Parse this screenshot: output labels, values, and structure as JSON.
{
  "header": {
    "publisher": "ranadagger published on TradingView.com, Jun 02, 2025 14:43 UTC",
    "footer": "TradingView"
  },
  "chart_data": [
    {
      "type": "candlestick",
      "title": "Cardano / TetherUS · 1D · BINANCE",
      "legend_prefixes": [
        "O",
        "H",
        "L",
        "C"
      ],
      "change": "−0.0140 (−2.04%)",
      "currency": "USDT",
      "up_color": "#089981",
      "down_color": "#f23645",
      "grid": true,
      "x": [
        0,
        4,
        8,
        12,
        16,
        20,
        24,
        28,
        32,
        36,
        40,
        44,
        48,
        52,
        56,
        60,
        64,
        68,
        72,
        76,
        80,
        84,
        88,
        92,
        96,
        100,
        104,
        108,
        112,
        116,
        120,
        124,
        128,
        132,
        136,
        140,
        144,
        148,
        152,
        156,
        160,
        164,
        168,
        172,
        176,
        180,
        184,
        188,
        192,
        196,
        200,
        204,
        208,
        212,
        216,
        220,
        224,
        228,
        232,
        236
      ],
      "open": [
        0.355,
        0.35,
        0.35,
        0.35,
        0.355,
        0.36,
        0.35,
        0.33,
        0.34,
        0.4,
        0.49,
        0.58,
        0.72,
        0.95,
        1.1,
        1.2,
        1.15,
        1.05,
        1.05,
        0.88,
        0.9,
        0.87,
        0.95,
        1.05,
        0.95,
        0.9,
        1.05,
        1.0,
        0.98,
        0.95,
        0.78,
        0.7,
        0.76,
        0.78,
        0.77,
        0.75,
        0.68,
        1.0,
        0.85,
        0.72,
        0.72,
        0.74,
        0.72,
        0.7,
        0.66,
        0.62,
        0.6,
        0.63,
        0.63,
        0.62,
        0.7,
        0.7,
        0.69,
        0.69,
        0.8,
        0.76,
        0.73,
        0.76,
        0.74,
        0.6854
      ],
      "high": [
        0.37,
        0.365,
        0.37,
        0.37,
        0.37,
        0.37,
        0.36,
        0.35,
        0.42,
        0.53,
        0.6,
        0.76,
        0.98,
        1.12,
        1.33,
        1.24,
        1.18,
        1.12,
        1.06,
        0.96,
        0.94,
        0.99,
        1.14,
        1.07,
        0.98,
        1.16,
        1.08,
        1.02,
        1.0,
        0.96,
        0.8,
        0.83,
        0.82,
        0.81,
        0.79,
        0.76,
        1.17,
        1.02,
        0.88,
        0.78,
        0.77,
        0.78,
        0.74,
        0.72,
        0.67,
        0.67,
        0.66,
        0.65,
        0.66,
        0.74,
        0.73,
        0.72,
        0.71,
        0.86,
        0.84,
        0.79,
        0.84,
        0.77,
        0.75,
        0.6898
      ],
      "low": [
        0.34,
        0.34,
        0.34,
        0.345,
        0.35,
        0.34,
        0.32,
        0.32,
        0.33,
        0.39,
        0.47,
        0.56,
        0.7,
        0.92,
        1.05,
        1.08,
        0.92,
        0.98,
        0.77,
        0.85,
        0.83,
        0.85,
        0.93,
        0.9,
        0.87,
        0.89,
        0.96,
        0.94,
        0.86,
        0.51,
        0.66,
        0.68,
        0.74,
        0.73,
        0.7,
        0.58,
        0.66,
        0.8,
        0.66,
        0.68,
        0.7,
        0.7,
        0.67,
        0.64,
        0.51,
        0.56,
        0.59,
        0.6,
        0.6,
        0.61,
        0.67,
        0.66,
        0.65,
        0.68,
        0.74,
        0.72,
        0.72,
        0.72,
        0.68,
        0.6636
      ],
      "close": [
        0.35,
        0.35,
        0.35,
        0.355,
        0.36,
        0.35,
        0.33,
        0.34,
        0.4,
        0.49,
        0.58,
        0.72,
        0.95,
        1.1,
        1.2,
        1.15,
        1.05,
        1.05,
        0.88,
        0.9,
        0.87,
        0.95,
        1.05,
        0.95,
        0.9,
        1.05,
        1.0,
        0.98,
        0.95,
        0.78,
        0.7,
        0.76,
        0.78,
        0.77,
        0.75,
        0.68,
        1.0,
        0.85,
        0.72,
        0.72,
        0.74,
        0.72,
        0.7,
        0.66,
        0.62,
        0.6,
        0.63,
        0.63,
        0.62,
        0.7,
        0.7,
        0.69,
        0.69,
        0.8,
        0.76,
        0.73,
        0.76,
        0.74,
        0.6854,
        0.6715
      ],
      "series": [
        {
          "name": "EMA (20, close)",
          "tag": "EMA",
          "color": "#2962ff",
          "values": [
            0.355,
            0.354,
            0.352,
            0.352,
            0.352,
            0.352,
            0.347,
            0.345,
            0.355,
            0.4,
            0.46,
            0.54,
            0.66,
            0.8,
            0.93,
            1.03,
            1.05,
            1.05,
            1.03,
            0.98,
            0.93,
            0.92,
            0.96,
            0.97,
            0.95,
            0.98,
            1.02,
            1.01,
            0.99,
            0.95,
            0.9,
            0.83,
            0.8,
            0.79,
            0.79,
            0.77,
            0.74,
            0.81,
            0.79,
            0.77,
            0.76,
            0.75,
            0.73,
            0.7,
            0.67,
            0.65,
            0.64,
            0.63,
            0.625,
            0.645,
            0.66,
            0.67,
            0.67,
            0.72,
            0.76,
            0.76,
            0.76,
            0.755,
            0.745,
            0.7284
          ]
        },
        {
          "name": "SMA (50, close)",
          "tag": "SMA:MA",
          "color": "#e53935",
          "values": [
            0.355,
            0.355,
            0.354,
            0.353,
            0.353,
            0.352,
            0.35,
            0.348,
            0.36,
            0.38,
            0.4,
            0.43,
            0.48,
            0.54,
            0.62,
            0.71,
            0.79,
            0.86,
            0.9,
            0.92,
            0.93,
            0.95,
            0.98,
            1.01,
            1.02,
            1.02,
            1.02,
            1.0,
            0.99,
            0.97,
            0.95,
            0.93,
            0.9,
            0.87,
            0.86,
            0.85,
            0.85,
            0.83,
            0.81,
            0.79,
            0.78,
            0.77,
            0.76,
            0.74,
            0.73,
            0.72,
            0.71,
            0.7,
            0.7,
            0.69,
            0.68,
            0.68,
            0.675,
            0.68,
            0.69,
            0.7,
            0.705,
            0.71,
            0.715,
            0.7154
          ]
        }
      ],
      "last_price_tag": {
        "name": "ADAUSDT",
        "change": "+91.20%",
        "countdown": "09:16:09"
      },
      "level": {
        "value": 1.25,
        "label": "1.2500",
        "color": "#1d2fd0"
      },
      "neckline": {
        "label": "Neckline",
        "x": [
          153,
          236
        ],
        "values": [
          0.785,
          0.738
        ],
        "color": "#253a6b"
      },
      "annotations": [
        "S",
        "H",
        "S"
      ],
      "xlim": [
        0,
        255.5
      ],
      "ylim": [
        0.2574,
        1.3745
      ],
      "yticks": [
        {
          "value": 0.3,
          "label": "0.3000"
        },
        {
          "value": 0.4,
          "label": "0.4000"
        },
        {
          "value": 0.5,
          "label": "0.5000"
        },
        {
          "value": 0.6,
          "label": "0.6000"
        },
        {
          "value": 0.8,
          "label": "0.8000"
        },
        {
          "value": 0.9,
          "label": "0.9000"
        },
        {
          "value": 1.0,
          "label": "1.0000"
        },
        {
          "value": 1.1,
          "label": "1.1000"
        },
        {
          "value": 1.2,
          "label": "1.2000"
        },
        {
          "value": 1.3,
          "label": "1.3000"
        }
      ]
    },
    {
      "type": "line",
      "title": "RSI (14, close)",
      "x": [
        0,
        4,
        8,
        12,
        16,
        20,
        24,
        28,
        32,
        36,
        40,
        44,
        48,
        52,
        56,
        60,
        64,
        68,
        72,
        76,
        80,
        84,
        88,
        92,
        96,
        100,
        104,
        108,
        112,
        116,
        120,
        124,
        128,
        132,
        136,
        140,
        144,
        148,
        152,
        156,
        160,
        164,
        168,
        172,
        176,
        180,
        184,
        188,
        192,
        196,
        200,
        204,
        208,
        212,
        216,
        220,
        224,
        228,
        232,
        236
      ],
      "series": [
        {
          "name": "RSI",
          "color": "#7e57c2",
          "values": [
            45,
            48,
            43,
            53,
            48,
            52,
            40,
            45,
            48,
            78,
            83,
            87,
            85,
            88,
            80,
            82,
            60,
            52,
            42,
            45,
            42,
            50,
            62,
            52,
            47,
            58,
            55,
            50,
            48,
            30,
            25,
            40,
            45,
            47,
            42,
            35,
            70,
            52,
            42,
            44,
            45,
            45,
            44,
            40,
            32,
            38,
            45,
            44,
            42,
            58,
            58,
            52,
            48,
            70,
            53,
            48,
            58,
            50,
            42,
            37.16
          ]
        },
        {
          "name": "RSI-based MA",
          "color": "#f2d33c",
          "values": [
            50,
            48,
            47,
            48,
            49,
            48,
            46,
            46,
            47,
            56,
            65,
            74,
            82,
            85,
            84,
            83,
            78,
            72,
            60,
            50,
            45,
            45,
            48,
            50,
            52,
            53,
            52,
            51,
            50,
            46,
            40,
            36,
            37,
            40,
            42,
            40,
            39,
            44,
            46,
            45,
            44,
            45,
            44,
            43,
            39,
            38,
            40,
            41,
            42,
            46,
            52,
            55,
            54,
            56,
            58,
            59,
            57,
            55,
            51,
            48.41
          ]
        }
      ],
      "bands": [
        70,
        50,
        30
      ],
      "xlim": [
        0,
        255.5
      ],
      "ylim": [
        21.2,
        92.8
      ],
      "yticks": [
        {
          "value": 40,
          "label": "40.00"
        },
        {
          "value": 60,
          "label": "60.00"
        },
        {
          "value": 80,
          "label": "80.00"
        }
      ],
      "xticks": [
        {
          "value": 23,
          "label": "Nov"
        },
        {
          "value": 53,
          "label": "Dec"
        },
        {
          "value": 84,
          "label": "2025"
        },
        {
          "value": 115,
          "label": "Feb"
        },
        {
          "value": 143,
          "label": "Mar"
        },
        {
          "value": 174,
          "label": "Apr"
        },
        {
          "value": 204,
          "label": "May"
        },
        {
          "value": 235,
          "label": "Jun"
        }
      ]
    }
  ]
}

——

• Task prompt: Go through the material line by line. Show each line that contains the string "TradingView".

• Complete output:
    "publisher": "ranadagger published on TradingView.com, Jun 02, 2025 14:43 UTC",
    "footer": "TradingView"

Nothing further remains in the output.